# Task details
Take the material and output all of it exactly.

# Records
= = = =
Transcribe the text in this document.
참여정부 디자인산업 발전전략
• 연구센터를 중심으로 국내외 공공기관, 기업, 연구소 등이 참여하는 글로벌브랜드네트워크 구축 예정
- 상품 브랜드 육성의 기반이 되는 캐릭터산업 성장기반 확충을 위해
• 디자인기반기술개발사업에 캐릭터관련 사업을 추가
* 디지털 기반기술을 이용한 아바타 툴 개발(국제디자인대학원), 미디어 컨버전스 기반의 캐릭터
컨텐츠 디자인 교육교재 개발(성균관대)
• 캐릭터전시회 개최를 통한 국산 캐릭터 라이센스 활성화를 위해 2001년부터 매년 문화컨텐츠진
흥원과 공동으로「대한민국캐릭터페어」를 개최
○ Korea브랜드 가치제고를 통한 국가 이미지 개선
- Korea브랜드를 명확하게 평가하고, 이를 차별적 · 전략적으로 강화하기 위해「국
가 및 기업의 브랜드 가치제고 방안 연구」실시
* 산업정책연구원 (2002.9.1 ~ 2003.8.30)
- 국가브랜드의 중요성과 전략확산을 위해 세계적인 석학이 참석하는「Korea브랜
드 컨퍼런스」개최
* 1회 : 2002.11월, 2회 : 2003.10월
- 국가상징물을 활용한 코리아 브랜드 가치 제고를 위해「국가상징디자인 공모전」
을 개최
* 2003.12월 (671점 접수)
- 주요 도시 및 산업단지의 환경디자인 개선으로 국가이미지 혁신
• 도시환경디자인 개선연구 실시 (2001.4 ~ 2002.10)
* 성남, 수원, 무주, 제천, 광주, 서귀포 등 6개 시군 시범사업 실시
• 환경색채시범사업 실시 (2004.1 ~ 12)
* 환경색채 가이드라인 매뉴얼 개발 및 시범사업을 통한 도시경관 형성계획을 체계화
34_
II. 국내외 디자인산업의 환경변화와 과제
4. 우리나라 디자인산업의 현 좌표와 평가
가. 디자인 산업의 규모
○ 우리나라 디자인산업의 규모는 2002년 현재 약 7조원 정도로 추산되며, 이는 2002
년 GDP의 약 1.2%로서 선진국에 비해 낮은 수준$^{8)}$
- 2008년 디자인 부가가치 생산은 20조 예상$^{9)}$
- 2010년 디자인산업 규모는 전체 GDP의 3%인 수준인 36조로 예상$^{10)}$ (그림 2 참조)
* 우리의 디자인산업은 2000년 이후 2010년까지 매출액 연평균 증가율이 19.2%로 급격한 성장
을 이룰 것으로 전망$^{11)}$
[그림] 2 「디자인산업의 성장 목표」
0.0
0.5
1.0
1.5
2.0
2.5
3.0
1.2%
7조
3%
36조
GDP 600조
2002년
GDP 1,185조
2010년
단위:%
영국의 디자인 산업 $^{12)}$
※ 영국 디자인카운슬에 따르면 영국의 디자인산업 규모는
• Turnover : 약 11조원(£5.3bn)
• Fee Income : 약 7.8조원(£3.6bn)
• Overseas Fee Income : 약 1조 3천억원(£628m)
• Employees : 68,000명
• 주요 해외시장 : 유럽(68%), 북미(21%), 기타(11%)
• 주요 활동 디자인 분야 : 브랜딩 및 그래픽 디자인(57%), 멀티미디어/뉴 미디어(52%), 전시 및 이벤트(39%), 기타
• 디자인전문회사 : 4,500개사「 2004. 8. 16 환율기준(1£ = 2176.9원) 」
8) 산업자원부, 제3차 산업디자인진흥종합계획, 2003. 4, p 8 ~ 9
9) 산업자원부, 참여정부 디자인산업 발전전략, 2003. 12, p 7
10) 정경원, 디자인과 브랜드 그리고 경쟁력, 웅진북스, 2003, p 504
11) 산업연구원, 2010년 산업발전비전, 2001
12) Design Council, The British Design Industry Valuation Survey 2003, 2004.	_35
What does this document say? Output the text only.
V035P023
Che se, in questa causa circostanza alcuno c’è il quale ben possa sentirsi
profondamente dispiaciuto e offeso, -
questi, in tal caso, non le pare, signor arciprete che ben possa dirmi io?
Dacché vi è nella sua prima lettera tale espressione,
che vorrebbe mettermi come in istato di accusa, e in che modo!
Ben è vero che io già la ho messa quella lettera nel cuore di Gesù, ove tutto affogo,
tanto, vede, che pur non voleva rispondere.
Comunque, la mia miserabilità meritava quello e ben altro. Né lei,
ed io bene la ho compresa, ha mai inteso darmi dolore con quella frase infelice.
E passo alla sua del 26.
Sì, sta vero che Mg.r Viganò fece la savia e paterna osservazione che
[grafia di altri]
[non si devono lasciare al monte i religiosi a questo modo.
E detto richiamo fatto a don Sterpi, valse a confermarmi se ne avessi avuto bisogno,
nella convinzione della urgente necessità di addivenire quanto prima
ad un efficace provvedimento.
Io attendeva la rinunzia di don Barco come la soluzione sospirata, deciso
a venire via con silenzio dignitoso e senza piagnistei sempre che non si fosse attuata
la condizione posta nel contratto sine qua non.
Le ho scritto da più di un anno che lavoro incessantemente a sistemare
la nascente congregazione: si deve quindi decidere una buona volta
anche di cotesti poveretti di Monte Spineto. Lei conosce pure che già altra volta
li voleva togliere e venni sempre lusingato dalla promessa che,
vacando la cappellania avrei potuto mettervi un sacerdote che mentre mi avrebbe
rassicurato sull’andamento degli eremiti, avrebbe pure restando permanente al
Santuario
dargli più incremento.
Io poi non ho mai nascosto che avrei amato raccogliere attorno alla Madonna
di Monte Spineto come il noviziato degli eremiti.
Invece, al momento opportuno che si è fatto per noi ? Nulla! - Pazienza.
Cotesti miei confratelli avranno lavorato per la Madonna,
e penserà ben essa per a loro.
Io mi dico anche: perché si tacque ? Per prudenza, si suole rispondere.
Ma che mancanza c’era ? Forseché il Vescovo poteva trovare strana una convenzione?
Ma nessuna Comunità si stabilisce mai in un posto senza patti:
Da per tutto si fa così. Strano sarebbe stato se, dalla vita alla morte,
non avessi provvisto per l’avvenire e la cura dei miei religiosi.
= = = =
# Output
Transcribe the text in this document.
참여정부 디자인산업 발전전략
• 연구센터를 중심으로 국내외 공공기관, 기업, 연구소 등이 참여하는 글로벌브랜드네트워크 구축 예정
- 상품 브랜드 육성의 기반이 되는 캐릭터산업 성장기반 확충을 위해
• 디자인기반기술개발사업에 캐릭터관련 사업을 추가
* 디지털 기반기술을 이용한 아바타 툴 개발(국제디자인대학원), 미디어 컨버전스 기반의 캐릭터
컨텐츠 디자인 교육교재 개발(성균관대)
• 캐릭터전시회 개최를 통한 국산 캐릭터 라이센스 활성화를 위해 2001년부터 매년 문화컨텐츠진
흥원과 공동으로「대한민국캐릭터페어」를 개최
○ Korea브랜드 가치제고를 통한 국가 이미지 개선
- Korea브랜드를 명확하게 평가하고, 이를 차별적 · 전략적으로 강화하기 위해「국
가 및 기업의 브랜드 가치제고 방안 연구」실시
* 산업정책연구원 (2002.9.1 ~ 2003.8.30)
- 국가브랜드의 중요성과 전략확산을 위해 세계적인 석학이 참석하는「Korea브랜
드 컨퍼런스」개최
* 1회 : 2002.11월, 2회 : 2003.10월
- 국가상징물을 활용한 코리아 브랜드 가치 제고를 위해「국가상징디자인 공모전」
을 개최
* 2003.12월 (671점 접수)
- 주요 도시 및 산업단지의 환경디자인 개선으로 국가이미지 혁신
• 도시환경디자인 개선연구 실시 (2001.4 ~ 2002.10)
* 성남, 수원, 무주, 제천, 광주, 서귀포 등 6개 시군 시범사업 실시
• 환경색채시범사업 실시 (2004.1 ~ 12)
* 환경색채 가이드라인 매뉴얼 개발 및 시범사업을 통한 도시경관 형성계획을 체계화
34_
II. 국내외 디자인산업의 환경변화와 과제
4. 우리나라 디자인산업의 현 좌표와 평가
가. 디자인 산업의 규모
○ 우리나라 디자인산업의 규모는 2002년 현재 약 7조원 정도로 추산되며, 이는 2002
년 GDP의 약 1.2%로서 선진국에 비해 낮은 수준$^{8)}$
- 2008년 디자인 부가가치 생산은 20조 예상$^{9)}$
- 2010년 디자인산업 규모는 전체 GDP의 3%인 수준인 36조로 예상$^{10)}$ (그림 2 참조)
* 우리의 디자인산업은 2000년 이후 2010년까지 매출액 연평균 증가율이 19.2%로 급격한 성장
을 이룰 것으로 전망$^{11)}$
[그림] 2 「디자인산업의 성장 목표」
0.0
0.5
1.0
1.5
2.0
2.5
3.0
1.2%
7조
3%
36조
GDP 600조
2002년
GDP 1,185조
2010년
단위:%
영국의 디자인 산업 $^{12)}$
※ 영국 디자인카운슬에 따르면 영국의 디자인산업 규모는
• Turnover : 약 11조원(£5.3bn)
• Fee Income : 약 7.8조원(£3.6bn)
• Overseas Fee Income : 약 1조 3천억원(£628m)
• Employees : 68,000명
• 주요 해외시장 : 유럽(68%), 북미(21%), 기타(11%)
• 주요 활동 디자인 분야 : 브랜딩 및 그래픽 디자인(57%), 멀티미디어/뉴 미디어(52%), 전시 및 이벤트(39%), 기타
• 디자인전문회사 : 4,500개사「 2004. 8. 16 환율기준(1£ = 2176.9원) 」
8) 산업자원부, 제3차 산업디자인진흥종합계획, 2003. 4, p 8 ~ 9
9) 산업자원부, 참여정부 디자인산업 발전전략, 2003. 12, p 7
10) 정경원, 디자인과 브랜드 그리고 경쟁력, 웅진북스, 2003, p 504
11) 산업연구원, 2010년 산업발전비전, 2001
12) Design Council, The British Design Industry Valuation Survey 2003, 2004.	_35
What does this document say? Output the text only.
V035P023
Che se, in questa causa circostanza alcuno c’è il quale ben possa sentirsi
profondamente dispiaciuto e offeso, -
questi, in tal caso, non le pare, signor arciprete che ben possa dirmi io?
Dacché vi è nella sua prima lettera tale espressione,
che vorrebbe mettermi come in istato di accusa, e in che modo!
Ben è vero che io già la ho messa quella lettera nel cuore di Gesù, ove tutto affogo,
tanto, vede, che pur non voleva rispondere.
Comunque, la mia miserabilità meritava quello e ben altro. Né lei,
ed io bene la ho compresa, ha mai inteso darmi dolore con quella frase infelice.
E passo alla sua del 26.
Sì, sta vero che Mg.r Viganò fece la savia e paterna osservazione che
[grafia di altri]
[non si devono lasciare al monte i religiosi a questo modo.
E detto richiamo fatto a don Sterpi, valse a confermarmi se ne avessi avuto bisogno,
nella convinzione della urgente necessità di addivenire quanto prima
ad un efficace provvedimento.
Io attendeva la rinunzia di don Barco come la soluzione sospirata, deciso
a venire via con silenzio dignitoso e senza piagnistei sempre che non si fosse attuata
la condizione posta nel contratto sine qua non.
Le ho scritto da più di un anno che lavoro incessantemente a sistemare
la nascente congregazione: si deve quindi decidere una buona volta
anche di cotesti poveretti di Monte Spineto. Lei conosce pure che già altra volta
li voleva togliere e venni sempre lusingato dalla promessa che,
vacando la cappellania avrei potuto mettervi un sacerdote che mentre mi avrebbe
rassicurato sull’andamento degli eremiti, avrebbe pure restando permanente al
Santuario
dargli più incremento.
Io poi non ho mai nascosto che avrei amato raccogliere attorno alla Madonna
di Monte Spineto come il noviziato degli eremiti.
Invece, al momento opportuno che si è fatto per noi ? Nulla! - Pazienza.
Cotesti miei confratelli avranno lavorato per la Madonna,
e penserà ben essa per a loro.
Io mi dico anche: perché si tacque ? Per prudenza, si suole rispondere.
Ma che mancanza c’era ? Forseché il Vescovo poteva trovare strana una convenzione?
Ma nessuna Comunità si stabilisce mai in un posto senza patti:
Da per tutto si fa così. Strano sarebbe stato se, dalla vita alla morte,
non avessi provvisto per l’avvenire e la cura dei miei religiosi.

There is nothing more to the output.